Tarefas propostas:
1) Edite o trecho sobre inteligência artificial: reproduza-o começando em "Recentemente, casos trágicos" e seguindo até "cartas de despedida.", com "chatbot" substituído por "assistente virtual".
2) Responda, com base no trecho sobre inteligência artificial: contra qual empresa a família do adolescente de 16 anos entrou com uma ação judicial?

Trecho de origem:

● ● ●

Conexões Perigosas: Inteligência Artificial, Emoções Humanas e Riscos
Por Silvana de Oliveira ( https://www.linkedin.com/in/silvanadeoliveiraoficial ) – Perita Judicial, Grafotécnica, Especialista em Provas Digitais e Investigação Forense
A presença da inteligência artificial (IA) no cotidiano deixou de ser uma previsão futurista e se tornou realidade concreta. Ferramentas como chatbots conversacionais, capazes de interagir de forma natural e empática, já ocupam espaço nas relações pessoais, especialmente entre jovens e adolescentes. Contudo, essa nova forma de interação levanta questionamentos delicados sobre saúde mental, responsabilidade das empresas de tecnologia e proteção de pessoas em situação de vulnerabilidade.
Recentemente, casos trágicos trouxeram o tema ao centro dos debates. Nos Estados Unidos, a família de um adolescente de 16 anos entrou com uma ação judicial contra a OpenAI, alegando que conversas mantidas pelo filho com um chatbot contribuíram para o agravamento de seu sofrimento emocional e, posteriormente, para sua morte por suicídio. Segundo os pais, a IA não apenas deixou de contestar os pensamentos suicidas do jovem, como teria oferecido instruções e até auxiliado na redação de cartas de despedida.

● ● ●

Material fornecido:
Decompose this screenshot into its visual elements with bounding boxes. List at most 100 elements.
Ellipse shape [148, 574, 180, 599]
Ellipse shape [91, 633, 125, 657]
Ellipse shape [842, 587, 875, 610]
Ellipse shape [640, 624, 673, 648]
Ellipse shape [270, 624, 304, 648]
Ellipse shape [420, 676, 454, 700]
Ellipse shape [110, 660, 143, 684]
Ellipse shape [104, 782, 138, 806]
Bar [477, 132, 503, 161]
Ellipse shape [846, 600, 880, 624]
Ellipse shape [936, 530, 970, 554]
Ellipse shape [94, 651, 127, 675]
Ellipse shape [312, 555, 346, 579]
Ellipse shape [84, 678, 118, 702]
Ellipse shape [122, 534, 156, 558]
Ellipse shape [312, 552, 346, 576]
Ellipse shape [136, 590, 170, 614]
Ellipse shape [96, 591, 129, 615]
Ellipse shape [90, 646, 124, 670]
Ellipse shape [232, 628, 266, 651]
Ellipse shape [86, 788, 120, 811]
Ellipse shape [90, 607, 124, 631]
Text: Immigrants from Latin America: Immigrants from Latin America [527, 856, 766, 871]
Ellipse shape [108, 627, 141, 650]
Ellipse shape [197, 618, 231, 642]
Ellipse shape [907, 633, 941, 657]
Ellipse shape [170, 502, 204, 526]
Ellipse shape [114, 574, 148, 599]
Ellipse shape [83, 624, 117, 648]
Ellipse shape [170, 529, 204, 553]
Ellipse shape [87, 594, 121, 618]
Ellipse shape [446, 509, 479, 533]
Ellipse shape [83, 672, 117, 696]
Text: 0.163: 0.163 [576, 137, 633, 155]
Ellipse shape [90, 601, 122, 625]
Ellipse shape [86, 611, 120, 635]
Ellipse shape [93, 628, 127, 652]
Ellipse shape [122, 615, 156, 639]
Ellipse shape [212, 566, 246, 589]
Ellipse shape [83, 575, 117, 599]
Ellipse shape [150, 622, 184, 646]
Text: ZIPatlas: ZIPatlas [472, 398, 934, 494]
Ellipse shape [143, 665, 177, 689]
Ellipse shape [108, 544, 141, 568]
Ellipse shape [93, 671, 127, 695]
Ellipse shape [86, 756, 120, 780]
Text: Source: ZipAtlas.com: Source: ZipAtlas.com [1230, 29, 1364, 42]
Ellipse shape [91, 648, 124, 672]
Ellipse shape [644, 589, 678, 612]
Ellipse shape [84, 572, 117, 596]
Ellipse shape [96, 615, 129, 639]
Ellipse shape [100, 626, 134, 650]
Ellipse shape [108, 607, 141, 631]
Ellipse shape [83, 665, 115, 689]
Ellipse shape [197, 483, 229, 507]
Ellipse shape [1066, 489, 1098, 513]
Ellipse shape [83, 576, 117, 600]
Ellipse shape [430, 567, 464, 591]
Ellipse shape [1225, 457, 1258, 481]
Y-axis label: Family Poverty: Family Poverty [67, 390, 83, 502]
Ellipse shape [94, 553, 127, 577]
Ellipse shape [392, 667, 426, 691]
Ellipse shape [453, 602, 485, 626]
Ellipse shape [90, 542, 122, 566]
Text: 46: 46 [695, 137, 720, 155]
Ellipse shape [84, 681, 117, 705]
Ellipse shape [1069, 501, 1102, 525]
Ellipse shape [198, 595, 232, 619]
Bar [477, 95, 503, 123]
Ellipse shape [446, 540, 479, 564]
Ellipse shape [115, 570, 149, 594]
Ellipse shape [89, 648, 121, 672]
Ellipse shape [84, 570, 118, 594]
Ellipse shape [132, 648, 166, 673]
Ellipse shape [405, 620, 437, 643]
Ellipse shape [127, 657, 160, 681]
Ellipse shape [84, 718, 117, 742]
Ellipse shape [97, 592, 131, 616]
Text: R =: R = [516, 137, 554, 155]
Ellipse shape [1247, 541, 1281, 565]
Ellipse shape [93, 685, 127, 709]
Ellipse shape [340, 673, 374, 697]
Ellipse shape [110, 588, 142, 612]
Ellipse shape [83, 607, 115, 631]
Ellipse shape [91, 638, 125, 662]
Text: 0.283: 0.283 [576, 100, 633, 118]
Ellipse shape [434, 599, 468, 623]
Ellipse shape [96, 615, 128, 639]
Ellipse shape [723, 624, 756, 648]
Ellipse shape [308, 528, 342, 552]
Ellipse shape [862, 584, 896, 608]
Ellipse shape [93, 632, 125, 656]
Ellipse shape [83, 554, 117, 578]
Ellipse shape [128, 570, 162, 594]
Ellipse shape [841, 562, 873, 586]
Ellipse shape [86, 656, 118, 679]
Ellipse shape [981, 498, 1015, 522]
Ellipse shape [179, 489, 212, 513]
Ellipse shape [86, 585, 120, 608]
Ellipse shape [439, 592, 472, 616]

● ● ●

Respostas escritas:
1)
Recentemente, casos trágicos trouxeram o tema ao centro dos debates. Nos Estados Unidos, a família de um adolescente de 16 anos entrou com uma ação judicial contra a OpenAI, alegando que conversas mantidas pelo filho com um assistente virtual contribuíram para o agravamento de seu sofrimento emocional e, posteriormente, para sua morte por suicídio. Segundo os pais, a IA não apenas deixou de contestar os pensamentos suicidas do jovem, como teria oferecido instruções e até auxiliado na redação de cartas de despedida.

2) Contra a OpenAI.